TASK OBJECTIVE: Set down all of the data exactly as it appears.

THE RECORDS:
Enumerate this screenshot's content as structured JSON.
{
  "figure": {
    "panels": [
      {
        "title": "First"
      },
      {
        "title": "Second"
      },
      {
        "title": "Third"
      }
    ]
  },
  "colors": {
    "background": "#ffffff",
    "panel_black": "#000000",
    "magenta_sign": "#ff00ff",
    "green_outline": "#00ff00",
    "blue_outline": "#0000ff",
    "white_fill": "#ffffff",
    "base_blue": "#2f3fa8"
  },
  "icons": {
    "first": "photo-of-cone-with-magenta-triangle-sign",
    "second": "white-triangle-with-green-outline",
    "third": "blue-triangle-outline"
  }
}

THE OUTPUT:
Enumerate this screenshot's content as structured JSON.
{
  "figure": {
    "panels": [
      {
        "title": "First"
      },
      {
        "title": "Second"
      },
      {
        "title": "Third"
      }
    ]
  },
  "colors": {
    "background": "#ffffff",
    "panel_black": "#000000",
    "magenta_sign": "#ff00ff",
    "green_outline": "#00ff00",
    "blue_outline": "#0000ff",
    "white_fill": "#ffffff",
    "base_blue": "#2f3fa8"
  },
  "icons": {
    "first": "photo-of-cone-with-magenta-triangle-sign",
    "second": "white-triangle-with-green-outline",
    "third": "blue-triangle-outline"
  }
}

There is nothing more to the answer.